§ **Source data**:

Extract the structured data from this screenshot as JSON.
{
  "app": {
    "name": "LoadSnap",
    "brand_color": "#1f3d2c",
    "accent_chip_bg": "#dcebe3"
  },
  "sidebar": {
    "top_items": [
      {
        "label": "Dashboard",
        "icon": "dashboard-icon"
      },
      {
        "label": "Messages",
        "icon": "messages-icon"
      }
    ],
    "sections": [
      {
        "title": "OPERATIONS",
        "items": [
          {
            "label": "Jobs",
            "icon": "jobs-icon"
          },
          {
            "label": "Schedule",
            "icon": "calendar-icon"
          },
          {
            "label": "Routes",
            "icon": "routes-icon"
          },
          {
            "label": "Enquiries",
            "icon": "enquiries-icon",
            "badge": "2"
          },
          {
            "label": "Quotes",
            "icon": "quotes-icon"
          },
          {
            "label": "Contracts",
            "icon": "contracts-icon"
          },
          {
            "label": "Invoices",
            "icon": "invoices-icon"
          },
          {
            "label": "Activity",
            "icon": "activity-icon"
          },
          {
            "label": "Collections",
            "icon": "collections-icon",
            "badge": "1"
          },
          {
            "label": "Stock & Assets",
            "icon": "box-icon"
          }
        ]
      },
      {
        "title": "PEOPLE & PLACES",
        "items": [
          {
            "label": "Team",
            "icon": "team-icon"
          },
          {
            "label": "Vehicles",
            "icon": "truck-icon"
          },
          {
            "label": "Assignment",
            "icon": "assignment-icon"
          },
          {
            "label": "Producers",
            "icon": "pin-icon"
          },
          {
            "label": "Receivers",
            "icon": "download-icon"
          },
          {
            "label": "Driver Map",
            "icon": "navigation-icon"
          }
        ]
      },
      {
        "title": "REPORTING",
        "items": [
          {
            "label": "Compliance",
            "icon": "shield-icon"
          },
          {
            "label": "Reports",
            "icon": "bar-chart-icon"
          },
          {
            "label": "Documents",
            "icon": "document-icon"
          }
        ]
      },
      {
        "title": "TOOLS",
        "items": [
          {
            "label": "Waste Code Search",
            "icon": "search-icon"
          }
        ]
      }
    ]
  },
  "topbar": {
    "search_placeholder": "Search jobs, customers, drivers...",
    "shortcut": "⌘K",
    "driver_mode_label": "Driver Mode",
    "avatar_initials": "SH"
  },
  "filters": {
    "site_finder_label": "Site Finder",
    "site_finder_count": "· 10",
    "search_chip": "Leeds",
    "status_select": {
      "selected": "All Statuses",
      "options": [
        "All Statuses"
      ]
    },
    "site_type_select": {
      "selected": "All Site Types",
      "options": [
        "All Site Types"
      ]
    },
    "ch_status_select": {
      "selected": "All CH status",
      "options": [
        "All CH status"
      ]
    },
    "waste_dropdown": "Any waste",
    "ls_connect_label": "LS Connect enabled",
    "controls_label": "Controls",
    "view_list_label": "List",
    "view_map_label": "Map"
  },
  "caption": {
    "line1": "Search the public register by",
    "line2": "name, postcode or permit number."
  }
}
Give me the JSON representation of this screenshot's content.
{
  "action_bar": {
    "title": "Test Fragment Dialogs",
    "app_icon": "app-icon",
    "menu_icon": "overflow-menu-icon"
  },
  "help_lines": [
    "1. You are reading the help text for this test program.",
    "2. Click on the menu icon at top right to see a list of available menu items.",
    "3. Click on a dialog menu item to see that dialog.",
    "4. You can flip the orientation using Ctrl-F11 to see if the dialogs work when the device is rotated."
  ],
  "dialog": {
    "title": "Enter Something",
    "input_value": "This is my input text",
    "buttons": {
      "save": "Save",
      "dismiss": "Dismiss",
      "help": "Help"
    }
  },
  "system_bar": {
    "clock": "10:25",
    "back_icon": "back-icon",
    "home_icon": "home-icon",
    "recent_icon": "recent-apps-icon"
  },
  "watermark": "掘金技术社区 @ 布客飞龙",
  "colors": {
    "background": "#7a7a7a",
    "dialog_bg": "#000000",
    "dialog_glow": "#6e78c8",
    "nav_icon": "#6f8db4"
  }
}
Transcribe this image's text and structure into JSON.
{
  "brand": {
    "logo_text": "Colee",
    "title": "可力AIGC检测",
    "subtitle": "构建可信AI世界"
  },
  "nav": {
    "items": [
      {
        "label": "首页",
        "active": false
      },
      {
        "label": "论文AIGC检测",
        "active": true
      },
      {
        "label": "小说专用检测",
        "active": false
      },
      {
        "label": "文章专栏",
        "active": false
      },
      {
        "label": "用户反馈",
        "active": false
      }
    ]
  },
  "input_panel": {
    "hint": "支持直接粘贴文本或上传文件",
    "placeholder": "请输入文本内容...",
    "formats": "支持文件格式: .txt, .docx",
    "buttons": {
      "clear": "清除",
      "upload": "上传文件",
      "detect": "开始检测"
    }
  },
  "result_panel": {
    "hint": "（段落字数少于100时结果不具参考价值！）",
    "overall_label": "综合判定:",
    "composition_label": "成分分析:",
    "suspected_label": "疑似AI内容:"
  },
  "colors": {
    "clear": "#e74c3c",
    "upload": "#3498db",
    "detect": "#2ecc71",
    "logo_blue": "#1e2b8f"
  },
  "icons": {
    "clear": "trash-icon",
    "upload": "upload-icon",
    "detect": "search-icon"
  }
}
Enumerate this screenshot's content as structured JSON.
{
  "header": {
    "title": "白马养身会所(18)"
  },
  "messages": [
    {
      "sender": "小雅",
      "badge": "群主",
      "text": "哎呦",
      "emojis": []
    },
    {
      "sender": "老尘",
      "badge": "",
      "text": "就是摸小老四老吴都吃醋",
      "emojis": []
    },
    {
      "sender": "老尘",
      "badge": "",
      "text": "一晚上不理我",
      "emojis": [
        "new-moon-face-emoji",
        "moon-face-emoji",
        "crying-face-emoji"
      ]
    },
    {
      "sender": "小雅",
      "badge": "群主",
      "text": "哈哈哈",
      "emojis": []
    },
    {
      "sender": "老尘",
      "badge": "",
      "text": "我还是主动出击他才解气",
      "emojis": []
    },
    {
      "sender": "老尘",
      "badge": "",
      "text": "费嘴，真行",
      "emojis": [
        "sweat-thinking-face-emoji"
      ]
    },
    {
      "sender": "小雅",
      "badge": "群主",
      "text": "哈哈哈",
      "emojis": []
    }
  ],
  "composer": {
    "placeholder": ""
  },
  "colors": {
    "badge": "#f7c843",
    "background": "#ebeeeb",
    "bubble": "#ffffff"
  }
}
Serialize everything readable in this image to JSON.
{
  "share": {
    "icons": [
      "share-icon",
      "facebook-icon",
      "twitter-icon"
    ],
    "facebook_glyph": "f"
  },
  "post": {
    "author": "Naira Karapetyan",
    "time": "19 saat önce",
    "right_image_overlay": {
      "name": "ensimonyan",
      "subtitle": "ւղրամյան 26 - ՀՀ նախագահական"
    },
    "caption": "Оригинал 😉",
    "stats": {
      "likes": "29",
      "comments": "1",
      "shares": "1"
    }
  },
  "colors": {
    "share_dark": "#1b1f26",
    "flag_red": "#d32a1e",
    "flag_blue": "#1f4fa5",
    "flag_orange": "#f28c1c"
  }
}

§ **Directions for this task**:
Write down every line of the data exactly as it appears above.

§ **Answer to this exercise**:
Extract the structured data from this screenshot as JSON.
{
  "app": {
    "name": "LoadSnap",
    "brand_color": "#1f3d2c",
    "accent_chip_bg": "#dcebe3"
  },
  "sidebar": {
    "top_items": [
      {
        "label": "Dashboard",
        "icon": "dashboard-icon"
      },
      {
        "label": "Messages",
        "icon": "messages-icon"
      }
    ],
    "sections": [
      {
        "title": "OPERATIONS",
        "items": [
          {
            "label": "Jobs",
            "icon": "jobs-icon"
          },
          {
            "label": "Schedule",
            "icon": "calendar-icon"
          },
          {
            "label": "Routes",
            "icon": "routes-icon"
          },
          {
            "label": "Enquiries",
            "icon": "enquiries-icon",
            "badge": "2"
          },
          {
            "label": "Quotes",
            "icon": "quotes-icon"
          },
          {
            "label": "Contracts",
            "icon": "contracts-icon"
          },
          {
            "label": "Invoices",
            "icon": "invoices-icon"
          },
          {
            "label": "Activity",
            "icon": "activity-icon"
          },
          {
            "label": "Collections",
            "icon": "collections-icon",
            "badge": "1"
          },
          {
            "label": "Stock & Assets",
            "icon": "box-icon"
          }
        ]
      },
      {
        "title": "PEOPLE & PLACES",
        "items": [
          {
            "label": "Team",
            "icon": "team-icon"
          },
          {
            "label": "Vehicles",
            "icon": "truck-icon"
          },
          {
            "label": "Assignment",
            "icon": "assignment-icon"
          },
          {
            "label": "Producers",
            "icon": "pin-icon"
          },
          {
            "label": "Receivers",
            "icon": "download-icon"
          },
          {
            "label": "Driver Map",
            "icon": "navigation-icon"
          }
        ]
      },
      {
        "title": "REPORTING",
        "items": [
          {
            "label": "Compliance",
            "icon": "shield-icon"
          },
          {
            "label": "Reports",
            "icon": "bar-chart-icon"
          },
          {
            "label": "Documents",
            "icon": "document-icon"
          }
        ]
      },
      {
        "title": "TOOLS",
        "items": [
          {
            "label": "Waste Code Search",
            "icon": "search-icon"
          }
        ]
      }
    ]
  },
  "topbar": {
    "search_placeholder": "Search jobs, customers, drivers...",
    "shortcut": "⌘K",
    "driver_mode_label": "Driver Mode",
    "avatar_initials": "SH"
  },
  "filters": {
    "site_finder_label": "Site Finder",
    "site_finder_count": "· 10",
    "search_chip": "Leeds",
    "status_select": {
      "selected": "All Statuses",
      "options": [
        "All Statuses"
      ]
    },
    "site_type_select": {
      "selected": "All Site Types",
      "options": [
        "All Site Types"
      ]
    },
    "ch_status_select": {
      "selected": "All CH status",
      "options": [
        "All CH status"
      ]
    },
    "waste_dropdown": "Any waste",
    "ls_connect_label": "LS Connect enabled",
    "controls_label": "Controls",
    "view_list_label": "List",
    "view_map_label": "Map"
  },
  "caption": {
    "line1": "Search the public register by",
    "line2": "name, postcode or permit number."
  }
}
Give me the JSON representation of this screenshot's content.
{
  "action_bar": {
    "title": "Test Fragment Dialogs",
    "app_icon": "app-icon",
    "menu_icon": "overflow-menu-icon"
  },
  "help_lines": [
    "1. You are reading the help text for this test program.",
    "2. Click on the menu icon at top right to see a list of available menu items.",
    "3. Click on a dialog menu item to see that dialog.",
    "4. You can flip the orientation using Ctrl-F11 to see if the dialogs work when the device is rotated."
  ],
  "dialog": {
    "title": "Enter Something",
    "input_value": "This is my input text",
    "buttons": {
      "save": "Save",
      "dismiss": "Dismiss",
      "help": "Help"
    }
  },
  "system_bar": {
    "clock": "10:25",
    "back_icon": "back-icon",
    "home_icon": "home-icon",
    "recent_icon": "recent-apps-icon"
  },
  "watermark": "掘金技术社区 @ 布客飞龙",
  "colors": {
    "background": "#7a7a7a",
    "dialog_bg": "#000000",
    "dialog_glow": "#6e78c8",
    "nav_icon": "#6f8db4"
  }
}
Transcribe this image's text and structure into JSON.
{
  "brand": {
    "logo_text": "Colee",
    "title": "可力AIGC检测",
    "subtitle": "构建可信AI世界"
  },
  "nav": {
    "items": [
      {
        "label": "首页",
        "active": false
      },
      {
        "label": "论文AIGC检测",
        "active": true
      },
      {
        "label": "小说专用检测",
        "active": false
      },
      {
        "label": "文章专栏",
        "active": false
      },
      {
        "label": "用户反馈",
        "active": false
      }
    ]
  },
  "input_panel": {
    "hint": "支持直接粘贴文本或上传文件",
    "placeholder": "请输入文本内容...",
    "formats": "支持文件格式: .txt, .docx",
    "buttons": {
      "clear": "清除",
      "upload": "上传文件",
      "detect": "开始检测"
    }
  },
  "result_panel": {
    "hint": "（段落字数少于100时结果不具参考价值！）",
    "overall_label": "综合判定:",
    "composition_label": "成分分析:",
    "suspected_label": "疑似AI内容:"
  },
  "colors": {
    "clear": "#e74c3c",
    "upload": "#3498db",
    "detect": "#2ecc71",
    "logo_blue": "#1e2b8f"
  },
  "icons": {
    "clear": "trash-icon",
    "upload": "upload-icon",
    "detect": "search-icon"
  }
}
Enumerate this screenshot's content as structured JSON.
{
  "header": {
    "title": "白马养身会所(18)"
  },
  "messages": [
    {
      "sender": "小雅",
      "badge": "群主",
      "text": "哎呦",
      "emojis": []
    },
    {
      "sender": "老尘",
      "badge": "",
      "text": "就是摸小老四老吴都吃醋",
      "emojis": []
    },
    {
      "sender": "老尘",
      "badge": "",
      "text": "一晚上不理我",
      "emojis": [
        "new-moon-face-emoji",
        "moon-face-emoji",
        "crying-face-emoji"
      ]
    },
    {
      "sender": "小雅",
      "badge": "群主",
      "text": "哈哈哈",
      "emojis": []
    },
    {
      "sender": "老尘",
      "badge": "",
      "text": "我还是主动出击他才解气",
      "emojis": []
    },
    {
      "sender": "老尘",
      "badge": "",
      "text": "费嘴，真行",
      "emojis": [
        "sweat-thinking-face-emoji"
      ]
    },
    {
      "sender": "小雅",
      "badge": "群主",
      "text": "哈哈哈",
      "emojis": []
    }
  ],
  "composer": {
    "placeholder": ""
  },
  "colors": {
    "badge": "#f7c843",
    "background": "#ebeeeb",
    "bubble": "#ffffff"
  }
}
Serialize everything readable in this image to JSON.
{
  "share": {
    "icons": [
      "share-icon",
      "facebook-icon",
      "twitter-icon"
    ],
    "facebook_glyph": "f"
  },
  "post": {
    "author": "Naira Karapetyan",
    "time": "19 saat önce",
    "right_image_overlay": {
      "name": "ensimonyan",
      "subtitle": "ւղրամյան 26 - ՀՀ նախագահական"
    },
    "caption": "Оригинал 😉",
    "stats": {
      "likes": "29",
      "comments": "1",
      "shares": "1"
    }
  },
  "colors": {
    "share_dark": "#1b1f26",
    "flag_red": "#d32a1e",
    "flag_blue": "#1f4fa5",
    "flag_orange": "#f28c1c"
  }
}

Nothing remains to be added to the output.